* **Work to complete**
Can you give all the records again without altering a single character?

* **Data provided**
------------------------

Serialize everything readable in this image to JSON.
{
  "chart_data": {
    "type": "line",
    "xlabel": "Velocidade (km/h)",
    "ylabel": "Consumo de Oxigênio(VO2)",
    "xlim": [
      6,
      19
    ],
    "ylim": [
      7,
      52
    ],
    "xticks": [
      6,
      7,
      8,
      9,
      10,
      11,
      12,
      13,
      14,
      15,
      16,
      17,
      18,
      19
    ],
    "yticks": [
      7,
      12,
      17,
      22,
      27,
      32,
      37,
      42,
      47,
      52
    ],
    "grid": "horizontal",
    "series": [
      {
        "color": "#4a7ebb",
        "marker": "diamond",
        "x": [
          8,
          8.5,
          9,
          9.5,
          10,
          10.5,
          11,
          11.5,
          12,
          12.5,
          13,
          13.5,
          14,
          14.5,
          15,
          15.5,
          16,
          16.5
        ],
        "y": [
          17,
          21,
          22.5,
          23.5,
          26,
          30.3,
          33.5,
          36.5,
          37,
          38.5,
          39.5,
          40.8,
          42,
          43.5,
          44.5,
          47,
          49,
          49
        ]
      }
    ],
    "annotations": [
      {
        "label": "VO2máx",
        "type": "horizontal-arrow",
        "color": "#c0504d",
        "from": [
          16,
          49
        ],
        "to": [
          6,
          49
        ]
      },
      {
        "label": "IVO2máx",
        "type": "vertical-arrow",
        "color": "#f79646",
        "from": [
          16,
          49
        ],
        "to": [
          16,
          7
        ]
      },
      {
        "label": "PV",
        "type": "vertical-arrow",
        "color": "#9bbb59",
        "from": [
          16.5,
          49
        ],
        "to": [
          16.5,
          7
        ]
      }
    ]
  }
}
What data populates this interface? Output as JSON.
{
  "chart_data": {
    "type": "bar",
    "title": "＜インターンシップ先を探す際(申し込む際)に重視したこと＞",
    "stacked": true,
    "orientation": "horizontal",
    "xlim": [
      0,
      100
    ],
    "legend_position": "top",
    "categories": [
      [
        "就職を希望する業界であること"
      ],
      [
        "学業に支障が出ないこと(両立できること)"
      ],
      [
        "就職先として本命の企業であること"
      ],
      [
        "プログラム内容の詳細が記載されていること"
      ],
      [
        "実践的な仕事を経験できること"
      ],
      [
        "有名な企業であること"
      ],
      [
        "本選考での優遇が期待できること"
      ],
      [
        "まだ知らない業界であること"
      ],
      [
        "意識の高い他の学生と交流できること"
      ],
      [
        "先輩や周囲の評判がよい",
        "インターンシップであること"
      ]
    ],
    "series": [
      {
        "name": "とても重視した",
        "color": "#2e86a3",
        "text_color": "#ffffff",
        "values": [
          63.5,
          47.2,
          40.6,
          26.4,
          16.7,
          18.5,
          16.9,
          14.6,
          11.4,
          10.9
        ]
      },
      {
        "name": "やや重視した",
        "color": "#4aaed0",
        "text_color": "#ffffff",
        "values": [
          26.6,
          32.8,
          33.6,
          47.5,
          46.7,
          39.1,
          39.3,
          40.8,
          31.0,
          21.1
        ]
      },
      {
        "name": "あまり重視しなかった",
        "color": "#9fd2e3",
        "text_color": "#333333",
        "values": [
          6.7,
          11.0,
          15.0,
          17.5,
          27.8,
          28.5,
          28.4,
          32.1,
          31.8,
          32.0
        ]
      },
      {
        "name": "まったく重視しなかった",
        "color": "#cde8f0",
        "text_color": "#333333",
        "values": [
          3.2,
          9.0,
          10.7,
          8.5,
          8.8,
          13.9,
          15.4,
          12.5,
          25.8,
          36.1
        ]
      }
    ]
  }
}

------------------------

* **Response to the task**
Serialize everything readable in this image to JSON.
{
  "chart_data": {
    "type": "line",
    "xlabel": "Velocidade (km/h)",
    "ylabel": "Consumo de Oxigênio(VO2)",
    "xlim": [
      6,
      19
    ],
    "ylim": [
      7,
      52
    ],
    "xticks": [
      6,
      7,
      8,
      9,
      10,
      11,
      12,
      13,
      14,
      15,
      16,
      17,
      18,
      19
    ],
    "yticks": [
      7,
      12,
      17,
      22,
      27,
      32,
      37,
      42,
      47,
      52
    ],
    "grid": "horizontal",
    "series": [
      {
        "color": "#4a7ebb",
        "marker": "diamond",
        "x": [
          8,
          8.5,
          9,
          9.5,
          10,
          10.5,
          11,
          11.5,
          12,
          12.5,
          13,
          13.5,
          14,
          14.5,
          15,
          15.5,
          16,
          16.5
        ],
        "y": [
          17,
          21,
          22.5,
          23.5,
          26,
          30.3,
          33.5,
          36.5,
          37,
          38.5,
          39.5,
          40.8,
          42,
          43.5,
          44.5,
          47,
          49,
          49
        ]
      }
    ],
    "annotations": [
      {
        "label": "VO2máx",
        "type": "horizontal-arrow",
        "color": "#c0504d",
        "from": [
          16,
          49
        ],
        "to": [
          6,
          49
        ]
      },
      {
        "label": "IVO2máx",
        "type": "vertical-arrow",
        "color": "#f79646",
        "from": [
          16,
          49
        ],
        "to": [
          16,
          7
        ]
      },
      {
        "label": "PV",
        "type": "vertical-arrow",
        "color": "#9bbb59",
        "from": [
          16.5,
          49
        ],
        "to": [
          16.5,
          7
        ]
      }
    ]
  }
}
What data populates this interface? Output as JSON.
{
  "chart_data": {
    "type": "bar",
    "title": "＜インターンシップ先を探す際(申し込む際)に重視したこと＞",
    "stacked": true,
    "orientation": "horizontal",
    "xlim": [
      0,
      100
    ],
    "legend_position": "top",
    "categories": [
      [
        "就職を希望する業界であること"
      ],
      [
        "学業に支障が出ないこと(両立できること)"
      ],
      [
        "就職先として本命の企業であること"
      ],
      [
        "プログラム内容の詳細が記載されていること"
      ],
      [
        "実践的な仕事を経験できること"
      ],
      [
        "有名な企業であること"
      ],
      [
        "本選考での優遇が期待できること"
      ],
      [
        "まだ知らない業界であること"
      ],
      [
        "意識の高い他の学生と交流できること"
      ],
      [
        "先輩や周囲の評判がよい",
        "インターンシップであること"
      ]
    ],
    "series": [
      {
        "name": "とても重視した",
        "color": "#2e86a3",
        "text_color": "#ffffff",
        "values": [
          63.5,
          47.2,
          40.6,
          26.4,
          16.7,
          18.5,
          16.9,
          14.6,
          11.4,
          10.9
        ]
      },
      {
        "name": "やや重視した",
        "color": "#4aaed0",
        "text_color": "#ffffff",
        "values": [
          26.6,
          32.8,
          33.6,
          47.5,
          46.7,
          39.1,
          39.3,
          40.8,
          31.0,
          21.1
        ]
      },
      {
        "name": "あまり重視しなかった",
        "color": "#9fd2e3",
        "text_color": "#333333",
        "values": [
          6.7,
          11.0,
          15.0,
          17.5,
          27.8,
          28.5,
          28.4,
          32.1,
          31.8,
          32.0
        ]
      },
      {
        "name": "まったく重視しなかった",
        "color": "#cde8f0",
        "text_color": "#333333",
        "values": [
          3.2,
          9.0,
          10.7,
          8.5,
          8.8,
          13.9,
          15.4,
          12.5,
          25.8,
          36.1
        ]
      }
    ]
  }
}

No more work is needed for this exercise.